▸ Exercise data:
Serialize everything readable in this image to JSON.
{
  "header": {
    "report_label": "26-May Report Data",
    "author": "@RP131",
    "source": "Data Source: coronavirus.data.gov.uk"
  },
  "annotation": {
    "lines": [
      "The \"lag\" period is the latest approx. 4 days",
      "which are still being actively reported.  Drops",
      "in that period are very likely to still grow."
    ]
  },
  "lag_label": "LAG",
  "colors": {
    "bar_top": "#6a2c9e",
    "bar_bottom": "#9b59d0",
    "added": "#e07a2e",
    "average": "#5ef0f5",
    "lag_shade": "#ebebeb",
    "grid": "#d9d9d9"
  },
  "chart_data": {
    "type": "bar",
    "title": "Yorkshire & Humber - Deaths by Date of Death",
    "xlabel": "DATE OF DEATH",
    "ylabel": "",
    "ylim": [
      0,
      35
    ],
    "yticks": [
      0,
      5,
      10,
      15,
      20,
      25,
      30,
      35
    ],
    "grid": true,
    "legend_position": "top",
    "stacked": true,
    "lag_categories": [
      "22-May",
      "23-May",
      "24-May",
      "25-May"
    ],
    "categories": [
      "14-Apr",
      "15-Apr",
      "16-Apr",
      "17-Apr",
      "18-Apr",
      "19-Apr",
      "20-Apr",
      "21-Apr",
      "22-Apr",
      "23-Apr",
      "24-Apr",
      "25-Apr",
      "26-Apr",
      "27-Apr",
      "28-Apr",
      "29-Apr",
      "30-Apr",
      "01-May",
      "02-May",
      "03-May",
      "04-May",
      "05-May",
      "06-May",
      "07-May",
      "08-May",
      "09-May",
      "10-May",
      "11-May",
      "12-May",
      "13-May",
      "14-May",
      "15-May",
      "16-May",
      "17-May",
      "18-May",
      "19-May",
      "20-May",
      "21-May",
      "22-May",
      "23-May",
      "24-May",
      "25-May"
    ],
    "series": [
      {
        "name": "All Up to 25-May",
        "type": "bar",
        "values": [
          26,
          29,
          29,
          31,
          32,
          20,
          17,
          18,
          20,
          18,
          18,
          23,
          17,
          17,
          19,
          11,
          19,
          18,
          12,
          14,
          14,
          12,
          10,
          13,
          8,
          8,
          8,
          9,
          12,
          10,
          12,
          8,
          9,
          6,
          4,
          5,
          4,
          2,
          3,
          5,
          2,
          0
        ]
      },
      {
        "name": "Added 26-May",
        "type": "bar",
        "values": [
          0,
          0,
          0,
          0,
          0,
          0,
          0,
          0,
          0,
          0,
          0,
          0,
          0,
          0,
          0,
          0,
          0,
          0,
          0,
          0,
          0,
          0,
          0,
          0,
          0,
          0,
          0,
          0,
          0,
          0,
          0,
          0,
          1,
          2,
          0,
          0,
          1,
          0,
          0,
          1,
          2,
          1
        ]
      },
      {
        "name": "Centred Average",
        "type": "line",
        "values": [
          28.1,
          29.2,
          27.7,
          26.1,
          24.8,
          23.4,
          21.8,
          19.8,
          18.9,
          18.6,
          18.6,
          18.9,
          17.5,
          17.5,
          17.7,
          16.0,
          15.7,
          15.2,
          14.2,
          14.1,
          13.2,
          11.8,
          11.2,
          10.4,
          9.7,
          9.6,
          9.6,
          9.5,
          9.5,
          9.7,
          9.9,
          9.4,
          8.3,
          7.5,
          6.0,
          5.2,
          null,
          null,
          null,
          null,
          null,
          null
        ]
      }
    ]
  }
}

▸ Work required:
Within the data above, find the lines that contain the word "name" and copy each of them.

▸ Expected output:
        "name": "All Up to 25-May",
        "name": "Added 26-May",
        "name": "Centred Average",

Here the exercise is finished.